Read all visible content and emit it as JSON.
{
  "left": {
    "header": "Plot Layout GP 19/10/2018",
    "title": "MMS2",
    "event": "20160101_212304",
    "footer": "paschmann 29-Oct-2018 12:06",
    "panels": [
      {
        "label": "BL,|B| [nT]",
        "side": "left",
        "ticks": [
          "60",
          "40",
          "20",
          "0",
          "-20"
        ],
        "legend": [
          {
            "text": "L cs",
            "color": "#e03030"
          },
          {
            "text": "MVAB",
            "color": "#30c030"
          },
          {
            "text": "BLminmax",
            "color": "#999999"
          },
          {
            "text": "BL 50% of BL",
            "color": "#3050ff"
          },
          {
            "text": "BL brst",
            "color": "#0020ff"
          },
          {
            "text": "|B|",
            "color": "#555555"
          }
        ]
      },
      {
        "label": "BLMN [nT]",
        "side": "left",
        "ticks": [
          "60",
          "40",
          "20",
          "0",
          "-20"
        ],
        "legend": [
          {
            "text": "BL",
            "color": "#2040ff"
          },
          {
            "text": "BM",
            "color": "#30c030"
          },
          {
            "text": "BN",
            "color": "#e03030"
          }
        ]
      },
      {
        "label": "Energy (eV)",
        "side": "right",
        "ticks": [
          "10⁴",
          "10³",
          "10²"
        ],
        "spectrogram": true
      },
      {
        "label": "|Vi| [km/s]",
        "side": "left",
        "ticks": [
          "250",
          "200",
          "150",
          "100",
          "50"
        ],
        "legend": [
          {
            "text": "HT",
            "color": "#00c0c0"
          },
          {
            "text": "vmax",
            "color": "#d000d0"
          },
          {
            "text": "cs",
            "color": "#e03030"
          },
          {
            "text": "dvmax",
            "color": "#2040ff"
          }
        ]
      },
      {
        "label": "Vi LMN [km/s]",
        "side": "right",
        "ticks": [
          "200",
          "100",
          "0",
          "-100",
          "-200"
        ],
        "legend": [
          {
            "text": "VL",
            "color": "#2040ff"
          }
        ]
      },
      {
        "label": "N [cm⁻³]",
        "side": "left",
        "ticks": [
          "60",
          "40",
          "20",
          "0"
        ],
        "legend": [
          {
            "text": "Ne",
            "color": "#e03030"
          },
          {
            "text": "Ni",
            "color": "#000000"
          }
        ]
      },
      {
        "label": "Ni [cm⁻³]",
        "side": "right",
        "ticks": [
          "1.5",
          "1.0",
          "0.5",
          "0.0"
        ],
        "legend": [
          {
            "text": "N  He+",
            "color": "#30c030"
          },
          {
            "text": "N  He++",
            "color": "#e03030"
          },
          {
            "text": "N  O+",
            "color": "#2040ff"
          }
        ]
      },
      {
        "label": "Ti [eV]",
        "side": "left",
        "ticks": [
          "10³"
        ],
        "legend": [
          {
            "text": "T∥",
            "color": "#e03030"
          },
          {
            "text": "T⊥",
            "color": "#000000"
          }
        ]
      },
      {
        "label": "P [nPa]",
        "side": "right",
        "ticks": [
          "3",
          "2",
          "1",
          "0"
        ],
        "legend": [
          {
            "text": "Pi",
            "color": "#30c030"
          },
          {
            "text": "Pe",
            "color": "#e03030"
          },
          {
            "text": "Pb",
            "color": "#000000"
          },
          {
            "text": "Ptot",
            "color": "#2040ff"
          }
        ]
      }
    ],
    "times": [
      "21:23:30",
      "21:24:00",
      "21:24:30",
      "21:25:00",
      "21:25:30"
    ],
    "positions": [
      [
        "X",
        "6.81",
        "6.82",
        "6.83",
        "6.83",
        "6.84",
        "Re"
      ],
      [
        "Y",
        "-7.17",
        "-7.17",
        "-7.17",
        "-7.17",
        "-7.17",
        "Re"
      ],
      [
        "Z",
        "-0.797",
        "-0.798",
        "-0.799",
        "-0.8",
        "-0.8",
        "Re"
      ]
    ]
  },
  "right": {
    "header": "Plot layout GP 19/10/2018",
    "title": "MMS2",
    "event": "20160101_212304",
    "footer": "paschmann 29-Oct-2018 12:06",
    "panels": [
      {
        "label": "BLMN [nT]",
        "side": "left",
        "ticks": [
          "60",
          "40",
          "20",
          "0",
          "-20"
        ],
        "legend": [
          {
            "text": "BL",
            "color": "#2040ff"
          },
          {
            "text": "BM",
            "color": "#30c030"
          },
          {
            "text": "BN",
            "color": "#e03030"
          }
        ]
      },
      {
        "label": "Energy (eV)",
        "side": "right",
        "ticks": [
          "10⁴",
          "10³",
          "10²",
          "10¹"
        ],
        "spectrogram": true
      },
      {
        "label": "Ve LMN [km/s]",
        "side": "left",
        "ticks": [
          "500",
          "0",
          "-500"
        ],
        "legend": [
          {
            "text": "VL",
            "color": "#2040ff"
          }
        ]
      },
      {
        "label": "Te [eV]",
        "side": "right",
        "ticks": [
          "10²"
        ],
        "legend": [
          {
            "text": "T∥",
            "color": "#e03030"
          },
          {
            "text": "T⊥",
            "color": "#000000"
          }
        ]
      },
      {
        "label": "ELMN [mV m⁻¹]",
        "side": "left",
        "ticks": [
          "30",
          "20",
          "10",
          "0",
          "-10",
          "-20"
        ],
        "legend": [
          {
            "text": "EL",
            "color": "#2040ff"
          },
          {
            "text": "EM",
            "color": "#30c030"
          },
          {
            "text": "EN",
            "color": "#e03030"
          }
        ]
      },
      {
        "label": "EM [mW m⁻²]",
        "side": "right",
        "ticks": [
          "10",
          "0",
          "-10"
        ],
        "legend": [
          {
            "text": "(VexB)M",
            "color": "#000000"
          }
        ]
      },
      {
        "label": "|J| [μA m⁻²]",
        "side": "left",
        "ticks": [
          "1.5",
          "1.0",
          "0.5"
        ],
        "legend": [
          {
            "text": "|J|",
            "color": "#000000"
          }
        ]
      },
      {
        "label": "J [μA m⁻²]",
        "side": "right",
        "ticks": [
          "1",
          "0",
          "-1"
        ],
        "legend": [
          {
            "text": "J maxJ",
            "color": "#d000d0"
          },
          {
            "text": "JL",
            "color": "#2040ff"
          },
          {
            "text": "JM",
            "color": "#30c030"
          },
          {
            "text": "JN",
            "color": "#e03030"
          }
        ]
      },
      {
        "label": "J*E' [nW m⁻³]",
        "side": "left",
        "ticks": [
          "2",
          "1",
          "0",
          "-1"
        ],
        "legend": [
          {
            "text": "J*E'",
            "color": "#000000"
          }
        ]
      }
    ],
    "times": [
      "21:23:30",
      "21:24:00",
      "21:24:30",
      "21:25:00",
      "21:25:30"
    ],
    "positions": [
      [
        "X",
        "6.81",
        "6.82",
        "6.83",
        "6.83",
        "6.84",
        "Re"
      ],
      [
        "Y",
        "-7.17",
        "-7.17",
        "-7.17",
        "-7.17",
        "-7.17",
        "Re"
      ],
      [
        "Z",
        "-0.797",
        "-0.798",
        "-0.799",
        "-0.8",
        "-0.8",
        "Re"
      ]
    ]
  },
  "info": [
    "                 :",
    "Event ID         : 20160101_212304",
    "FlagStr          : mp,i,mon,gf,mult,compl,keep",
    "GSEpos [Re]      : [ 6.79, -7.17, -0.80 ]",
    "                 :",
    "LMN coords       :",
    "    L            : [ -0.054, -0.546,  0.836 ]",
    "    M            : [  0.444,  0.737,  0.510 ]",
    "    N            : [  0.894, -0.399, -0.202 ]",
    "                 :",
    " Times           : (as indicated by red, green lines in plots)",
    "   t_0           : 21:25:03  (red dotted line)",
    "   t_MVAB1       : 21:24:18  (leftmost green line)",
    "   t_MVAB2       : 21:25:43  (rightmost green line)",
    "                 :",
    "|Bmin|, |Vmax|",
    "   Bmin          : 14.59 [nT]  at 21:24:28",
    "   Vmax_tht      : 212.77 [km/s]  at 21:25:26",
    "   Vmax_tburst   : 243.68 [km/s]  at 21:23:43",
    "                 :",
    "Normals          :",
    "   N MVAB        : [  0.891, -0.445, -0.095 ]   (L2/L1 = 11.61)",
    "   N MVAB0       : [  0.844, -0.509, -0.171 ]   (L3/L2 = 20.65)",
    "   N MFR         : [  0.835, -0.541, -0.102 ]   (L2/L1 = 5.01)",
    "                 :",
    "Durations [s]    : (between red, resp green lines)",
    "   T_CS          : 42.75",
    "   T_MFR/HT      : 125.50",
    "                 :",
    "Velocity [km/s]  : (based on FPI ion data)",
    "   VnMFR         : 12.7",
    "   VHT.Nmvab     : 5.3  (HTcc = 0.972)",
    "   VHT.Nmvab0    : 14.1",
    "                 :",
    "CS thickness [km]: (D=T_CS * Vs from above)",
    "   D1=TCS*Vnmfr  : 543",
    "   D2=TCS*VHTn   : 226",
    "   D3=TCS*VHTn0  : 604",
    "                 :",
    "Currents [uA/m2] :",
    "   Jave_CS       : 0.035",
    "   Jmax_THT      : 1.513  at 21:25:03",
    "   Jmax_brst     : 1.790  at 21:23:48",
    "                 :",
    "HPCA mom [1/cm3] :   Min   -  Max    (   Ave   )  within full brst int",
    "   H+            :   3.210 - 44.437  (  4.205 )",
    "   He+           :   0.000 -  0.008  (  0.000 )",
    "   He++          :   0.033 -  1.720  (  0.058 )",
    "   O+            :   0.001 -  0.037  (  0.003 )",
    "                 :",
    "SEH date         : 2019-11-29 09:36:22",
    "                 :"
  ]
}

◆ **Challenge**:
Collect each line of the entries that has the word "lines", copying it in full.

◆ **Result of the task**:
    " Times           : (as indicated by red, green lines in plots)",
    "Durations [s]    : (between red, resp green lines)",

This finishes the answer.